* Start SUPPLIED INFORMATION *
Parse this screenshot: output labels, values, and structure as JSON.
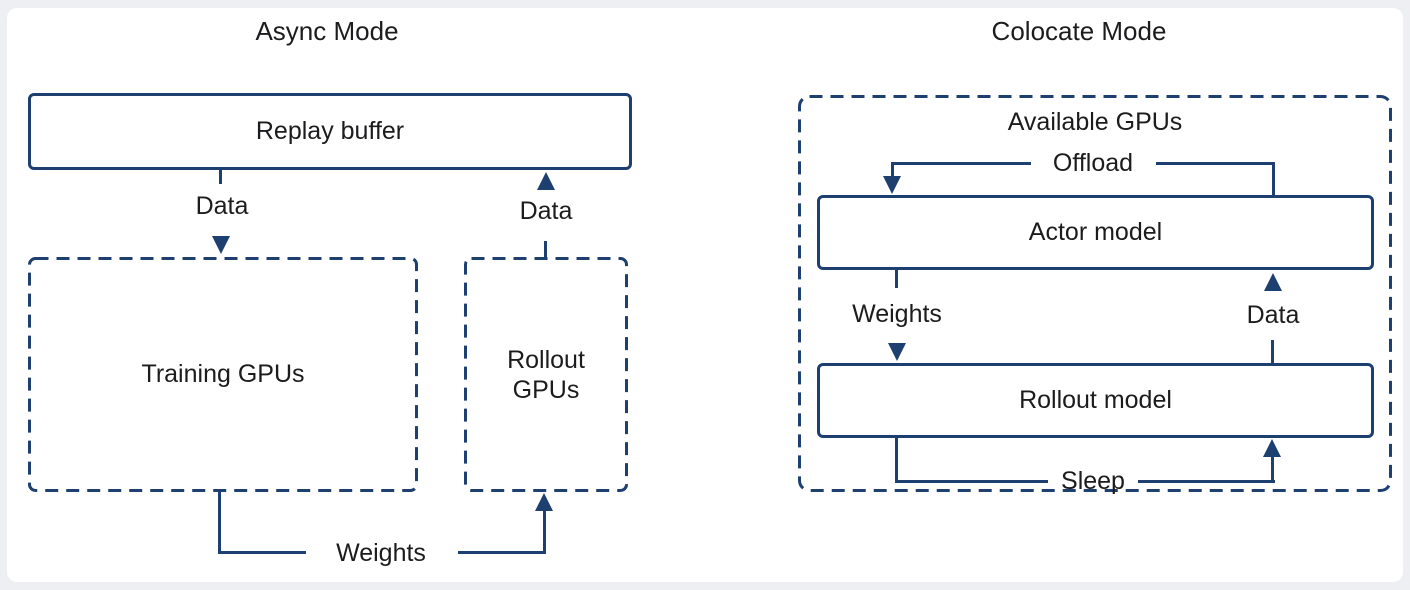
{
  "async_panel": {
    "title": "Async Mode",
    "replay_buffer_label": "Replay buffer",
    "training_gpus_label": "Training GPUs",
    "rollout_gpus_label": "Rollout GPUs",
    "data_to_training_label": "Data",
    "data_from_rollout_label": "Data",
    "weights_label": "Weights"
  },
  "colocate_panel": {
    "title": "Colocate Mode",
    "available_gpus_label": "Available GPUs",
    "offload_label": "Offload",
    "actor_model_label": "Actor model",
    "rollout_model_label": "Rollout model",
    "weights_label": "Weights",
    "data_label": "Data",
    "sleep_label": "Sleep"
  },
  "colors": {
    "line": "#1e4070",
    "text": "#1c1c1e",
    "background": "#edeff2",
    "card": "#ffffff"
  }
}
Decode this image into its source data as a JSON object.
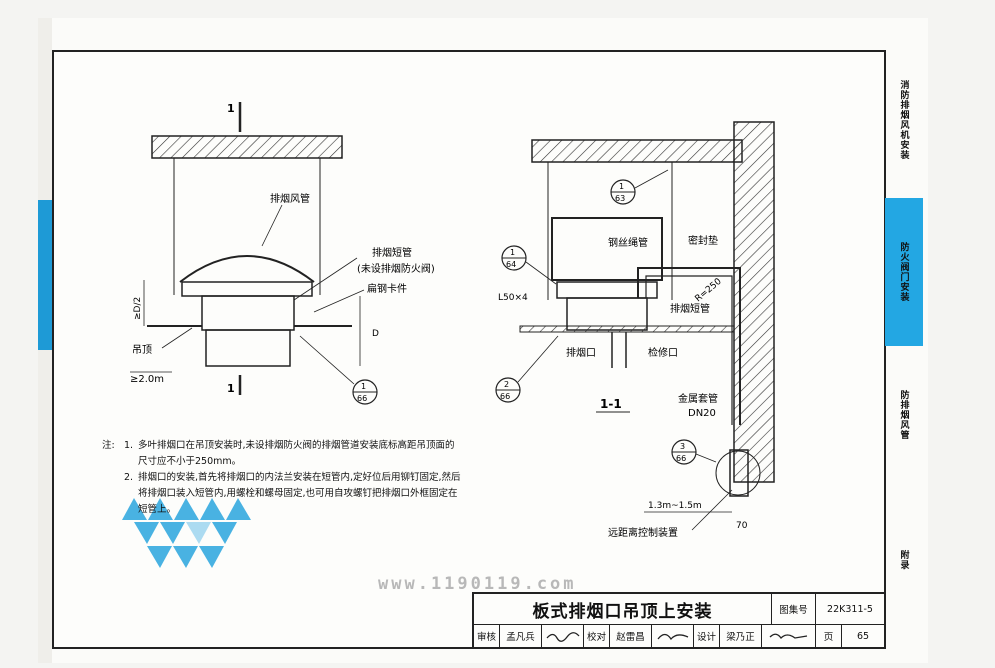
{
  "sidebar": {
    "sections": [
      {
        "label": "消防排烟风机安装",
        "active": false
      },
      {
        "label": "防火阀门安装",
        "active": true
      },
      {
        "label": "防排烟风管",
        "active": false
      },
      {
        "label": "附录",
        "active": false
      }
    ]
  },
  "drawing": {
    "left_view": {
      "section_mark_top": "1",
      "section_mark_bottom": "1",
      "label_duct": "排烟风管",
      "label_short_pipe": "排烟短管",
      "label_no_damper": "(未设排烟防火阀)",
      "label_flat_clip": "扁钢卡件",
      "label_ceiling": "吊顶",
      "dim_half_d": "≥D/2",
      "dim_d": "D",
      "dim_width": "≥2.0m",
      "ref_detail": {
        "num": "1",
        "sheet": "66"
      }
    },
    "right_view": {
      "ref_a": {
        "num": "1",
        "sheet": "63"
      },
      "ref_b": {
        "num": "1",
        "sheet": "64"
      },
      "ref_c": {
        "num": "2",
        "sheet": "66"
      },
      "ref_d": {
        "num": "3",
        "sheet": "66"
      },
      "label_wire_tube": "钢丝绳管",
      "label_seal": "密封垫",
      "label_angle": "L50×4",
      "label_radius": "R=250",
      "label_short_pipe": "排烟短管",
      "label_outlet": "排烟口",
      "label_access": "检修口",
      "label_sleeve": "金属套管",
      "label_dn": "DN20",
      "label_height": "1.3m~1.5m",
      "label_gap": "70",
      "label_remote": "远距离控制装置",
      "section_title": "1-1"
    }
  },
  "notes": {
    "heading": "注:",
    "items": [
      {
        "num": "1.",
        "text": "多叶排烟口在吊顶安装时,未设排烟防火阀的排烟管道安装底标高距吊顶面的尺寸应不小于250mm。"
      },
      {
        "num": "2.",
        "text": "排烟口的安装,首先将排烟口的内法兰安装在短管内,定好位后用铆钉固定,然后将排烟口装入短管内,用螺栓和螺母固定,也可用自攻螺钉把排烟口外框固定在短管上。"
      }
    ]
  },
  "watermark": "www.1190119.com",
  "title_block": {
    "title": "板式排烟口吊顶上安装",
    "atlas_label": "图集号",
    "atlas_no": "22K311-5",
    "review_label": "审核",
    "review_name": "孟凡兵",
    "check_label": "校对",
    "check_name": "赵雷昌",
    "design_label": "设计",
    "design_name": "梁乃正",
    "page_label": "页",
    "page_no": "65"
  },
  "colors": {
    "accent_blue": "#1e9ad6",
    "line": "#222222"
  }
}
* End SUPPLIED INFORMATION *
## WRITTEN EXERCISE
Go through the listing above and write it all out exactly, leaving out any picture.

## RESULT FOR THIS EXERCISE
Parse this screenshot: output labels, values, and structure as JSON.
{
  "async_panel": {
    "title": "Async Mode",
    "replay_buffer_label": "Replay buffer",
    "training_gpus_label": "Training GPUs",
    "rollout_gpus_label": "Rollout GPUs",
    "data_to_training_label": "Data",
    "data_from_rollout_label": "Data",
    "weights_label": "Weights"
  },
  "colocate_panel": {
    "title": "Colocate Mode",
    "available_gpus_label": "Available GPUs",
    "offload_label": "Offload",
    "actor_model_label": "Actor model",
    "rollout_model_label": "Rollout model",
    "weights_label": "Weights",
    "data_label": "Data",
    "sleep_label": "Sleep"
  },
  "colors": {
    "line": "#1e4070",
    "text": "#1c1c1e",
    "background": "#edeff2",
    "card": "#ffffff"
  }
}
Decode this image into its source data as a JSON object.
{
  "sidebar": {
    "sections": [
      {
        "label": "消防排烟风机安装",
        "active": false
      },
      {
        "label": "防火阀门安装",
        "active": true
      },
      {
        "label": "防排烟风管",
        "active": false
      },
      {
        "label": "附录",
        "active": false
      }
    ]
  },
  "drawing": {
    "left_view": {
      "section_mark_top": "1",
      "section_mark_bottom": "1",
      "label_duct": "排烟风管",
      "label_short_pipe": "排烟短管",
      "label_no_damper": "(未设排烟防火阀)",
      "label_flat_clip": "扁钢卡件",
      "label_ceiling": "吊顶",
      "dim_half_d": "≥D/2",
      "dim_d": "D",
      "dim_width": "≥2.0m",
      "ref_detail": {
        "num": "1",
        "sheet": "66"
      }
    },
    "right_view": {
      "ref_a": {
        "num": "1",
        "sheet": "63"
      },
      "ref_b": {
        "num": "1",
        "sheet": "64"
      },
      "ref_c": {
        "num": "2",
        "sheet": "66"
      },
      "ref_d": {
        "num": "3",
        "sheet": "66"
      },
      "label_wire_tube": "钢丝绳管",
      "label_seal": "密封垫",
      "label_angle": "L50×4",
      "label_radius": "R=250",
      "label_short_pipe": "排烟短管",
      "label_outlet": "排烟口",
      "label_access": "检修口",
      "label_sleeve": "金属套管",
      "label_dn": "DN20",
      "label_height": "1.3m~1.5m",
      "label_gap": "70",
      "label_remote": "远距离控制装置",
      "section_title": "1-1"
    }
  },
  "notes": {
    "heading": "注:",
    "items": [
      {
        "num": "1.",
        "text": "多叶排烟口在吊顶安装时,未设排烟防火阀的排烟管道安装底标高距吊顶面的尺寸应不小于250mm。"
      },
      {
        "num": "2.",
        "text": "排烟口的安装,首先将排烟口的内法兰安装在短管内,定好位后用铆钉固定,然后将排烟口装入短管内,用螺栓和螺母固定,也可用自攻螺钉把排烟口外框固定在短管上。"
      }
    ]
  },
  "watermark": "www.1190119.com",
  "title_block": {
    "title": "板式排烟口吊顶上安装",
    "atlas_label": "图集号",
    "atlas_no": "22K311-5",
    "review_label": "审核",
    "review_name": "孟凡兵",
    "check_label": "校对",
    "check_name": "赵雷昌",
    "design_label": "设计",
    "design_name": "梁乃正",
    "page_label": "页",
    "page_no": "65"
  },
  "colors": {
    "accent_blue": "#1e9ad6",
    "line": "#222222"
  }
}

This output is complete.